Trecho do documento.
Escola sem pensamento

por Caio Chagas

por Caio Chagas

Quando o tambor dos estudantes secundaristas bateu na orelha de Geraldo Alckmin (Governador de São Paulo) e de Beto Richa (Governador do Paraná) durante as ocupações de escolas em resistência à PEC 241 no ano passado, aguçou-se o ovo da censura.

O governo federal viu que não seria tão fácil entregar o que planejou no pós-golpe sem ter uma grande retaliação. No grande lobby feito na transição de Dilma Rousseff para Michel Temer ficou provado o projeto do empresariado de privatização e retirada de direitos dos trabalhadores, visando se aproximar de um modelo das ideias de Milton Friedman.

A censura do pensamento, que o atual Ministro da Educação Mendonça Filho e os grupelhos como o MBL propõem com o “Escola sem partido” e com a medida provisória da reforma do ensino médio, coloca as próximas gerações com as cabeças voltadas para a idade média e para um controle de pensamento à la 1984, de George Orwell.

Fortes pressões retiraram da Base Nacional Curricular termos como “identidade de gênero” e “orientação sexual”, tirando a obrigatoriedade de se discutir esses temas em sala de aula. O Supremo Tribunal Federal aprovou o ensino religioso com uma única religião e projetos como o Escola Sem Partido vem brotando em casas legislativas de diversos municípios.

O movimento Escola Sem Partido foi criado ano de 2004 e é inspirado em uma ONG dos Estados Unidos chamada “No Indoctrination”. Seu criador, o advogado Miguel Nagib, alega que um professor de história havia comparado Che Guevara a São Francisco de Assis. Fez um relatório e passou a distribuir cópias no estacionamento da escola. Gerou muita confusão, mas nada de concreto. Hoje sua pauta acaba por engolir a maioria das discussões em redes sociais.

O projeto ainda tem em seu decorrer trechos que separam a escolarização, que seria a formação técnica fornecida pela escola e voltada para o trabalho apenas, e a educação que são, segundo eles, os valores morais que devem ser apenas passados pelos pais. O projeto viola o Artigo 216 da Constituição Federal, onde está escrito que é papel da escola a formação cidadã e profissional para cada aluno ou aluna.

O ideal conservador hegemônico do parlamento brasileiro criou uma caça às bruxas contra quaisquer discussões de âmbito progressista em espaços de aprendizagem como escolas, universidades e até mesmo museus.

Exposições de arte vêm sendo boicotadas com o argumento de que estão promovendo a pedofilia e a zoofilia, professores vêm sendo fiscalizados por uma suposta doutrinação ideológica ou de gênero. Cada vez mais são impedidas discussões que questionem o moralismo cego da elite e os valores fundamentalistas da bancada da bíblia, do agronegócio e da bala.

A escola não é um local apenas de formação técnica, ela é acima de tudo um local de construção de conhecimento, que parte de uma relação não hierarquizada entre alunos, professores e a comunidade escolar. Por que tanto ódio pelo diferente, pela diferença? Por que manter esse modelo patriarcal, de homens brancos, ricos, héteros com uma cadeia de relações hierárquicas que põe o adverso como menor, como submisso e subversivo?

Informações fornecidas.
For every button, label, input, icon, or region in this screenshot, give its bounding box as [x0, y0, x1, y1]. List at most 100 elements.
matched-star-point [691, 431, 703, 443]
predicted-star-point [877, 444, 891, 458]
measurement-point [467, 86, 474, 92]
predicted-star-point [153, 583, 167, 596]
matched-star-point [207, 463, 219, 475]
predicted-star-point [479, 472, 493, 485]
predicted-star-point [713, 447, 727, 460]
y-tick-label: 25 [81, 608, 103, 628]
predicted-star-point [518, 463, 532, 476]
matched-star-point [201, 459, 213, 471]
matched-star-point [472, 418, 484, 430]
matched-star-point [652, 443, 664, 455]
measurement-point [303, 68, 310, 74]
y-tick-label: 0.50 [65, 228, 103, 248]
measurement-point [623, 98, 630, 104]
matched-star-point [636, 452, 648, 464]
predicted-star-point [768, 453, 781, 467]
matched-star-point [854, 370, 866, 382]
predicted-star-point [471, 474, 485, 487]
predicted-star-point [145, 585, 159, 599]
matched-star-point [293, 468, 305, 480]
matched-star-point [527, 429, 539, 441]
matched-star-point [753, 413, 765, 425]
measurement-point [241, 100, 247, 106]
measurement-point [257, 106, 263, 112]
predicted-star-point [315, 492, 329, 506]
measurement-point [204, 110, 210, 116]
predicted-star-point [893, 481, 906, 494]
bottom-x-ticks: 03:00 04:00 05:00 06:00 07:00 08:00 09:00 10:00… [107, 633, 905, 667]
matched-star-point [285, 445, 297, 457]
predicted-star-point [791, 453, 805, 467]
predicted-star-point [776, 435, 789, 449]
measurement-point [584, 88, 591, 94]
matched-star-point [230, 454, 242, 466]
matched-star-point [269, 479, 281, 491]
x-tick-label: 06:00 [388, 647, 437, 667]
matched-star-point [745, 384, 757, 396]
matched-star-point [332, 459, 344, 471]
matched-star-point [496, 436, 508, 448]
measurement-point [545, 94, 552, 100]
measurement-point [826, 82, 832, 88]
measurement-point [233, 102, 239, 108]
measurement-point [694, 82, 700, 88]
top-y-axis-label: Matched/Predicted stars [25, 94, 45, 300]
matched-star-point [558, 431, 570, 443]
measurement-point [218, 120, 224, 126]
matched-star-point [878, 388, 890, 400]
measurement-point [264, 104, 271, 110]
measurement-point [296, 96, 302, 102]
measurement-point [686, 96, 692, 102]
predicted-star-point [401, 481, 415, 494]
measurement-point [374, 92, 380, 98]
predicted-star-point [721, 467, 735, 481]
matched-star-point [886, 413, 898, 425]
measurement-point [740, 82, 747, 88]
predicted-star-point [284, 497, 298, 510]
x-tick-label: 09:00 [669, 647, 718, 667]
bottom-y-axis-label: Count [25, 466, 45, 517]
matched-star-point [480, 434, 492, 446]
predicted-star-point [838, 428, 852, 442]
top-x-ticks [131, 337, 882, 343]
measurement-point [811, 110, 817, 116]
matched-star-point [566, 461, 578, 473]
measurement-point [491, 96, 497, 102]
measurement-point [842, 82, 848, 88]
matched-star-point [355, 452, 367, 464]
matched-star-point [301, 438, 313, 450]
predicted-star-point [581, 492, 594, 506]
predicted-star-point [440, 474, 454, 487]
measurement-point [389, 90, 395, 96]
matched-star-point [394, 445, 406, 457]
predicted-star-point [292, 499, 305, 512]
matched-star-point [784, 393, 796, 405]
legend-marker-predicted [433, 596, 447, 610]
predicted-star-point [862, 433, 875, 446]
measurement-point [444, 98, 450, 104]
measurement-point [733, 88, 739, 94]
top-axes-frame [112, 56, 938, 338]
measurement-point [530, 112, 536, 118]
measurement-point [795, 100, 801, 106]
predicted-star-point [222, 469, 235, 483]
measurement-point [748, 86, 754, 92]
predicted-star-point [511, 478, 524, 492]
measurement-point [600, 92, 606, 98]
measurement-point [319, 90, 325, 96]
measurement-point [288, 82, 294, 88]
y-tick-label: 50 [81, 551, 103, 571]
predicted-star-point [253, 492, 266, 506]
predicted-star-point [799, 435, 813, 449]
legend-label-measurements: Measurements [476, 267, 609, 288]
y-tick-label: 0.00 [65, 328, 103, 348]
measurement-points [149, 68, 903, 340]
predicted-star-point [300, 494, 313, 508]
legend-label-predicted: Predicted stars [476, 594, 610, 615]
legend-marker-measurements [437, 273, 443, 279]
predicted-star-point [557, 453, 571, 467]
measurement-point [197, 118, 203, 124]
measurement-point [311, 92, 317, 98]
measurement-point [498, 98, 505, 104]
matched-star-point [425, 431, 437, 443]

O que se pede.
(a) Segundo o artigo sobre o Escola Sem Partido, em qual ONG dos Estados Unidos o movimento se inspirou?
(b) Retome o artigo sobre o Escola Sem Partido e dê continuidade a ele a partir do ponto em que termina.
As linhas formam um material à parte, separado do artigo.

Respostas do exercício.
(a) Em uma ONG chamada “No Indoctrination”.

(b)
por Caio Chagas

Paulo Freire, sociólogo e grande estudioso da área da educação, explica, em seu livro Pedagogia do Oprimido, que um modelo de educação no qual os alunos, ao terem um verdadeiro local plural de formação, deixam de ser agentes passivos de recepção de informação e se tornam agentes protagonistas de suas vidas, de seu pensamento e de sua sociedade. Paulo Freire é odiado por diversos setores da elite do país, que não aceitam um modelo inclusivo, construtivista e humanista de aprendizado. Essa mesma elite prefere, claro, um amiguinho chamado Alexandre Frota.

O pensamento unitário sempre se mostrou perigoso e experiências totalitárias como o nazismo e o stalinismo, perseguiram e mataram milhões em busca de um modelo padronizado de pensamento. Uma sociedade sem debate, sem o conhecimento do oposto, empobrece, inviabiliza cada vez mais seu progresso.

A destruição da humanidade do outro, do comunista, da feminista, de transexuais, de jovens negros da periferia impede cada vez mais novos pensamentos, novas formas de se viver no mundo. Excluir essas pessoas da sala de aula é matar toda a sua trajetória de luta por igualdade de direitos e pela própria vida.

Já se percebeu que o conhecimento é a maior arma contra todo esse show de horrores do Congresso que é praticamente o mesmo, ano após ano. Para uma verdadeira transformação política, são necessárias a consciência e a participação das pessoas.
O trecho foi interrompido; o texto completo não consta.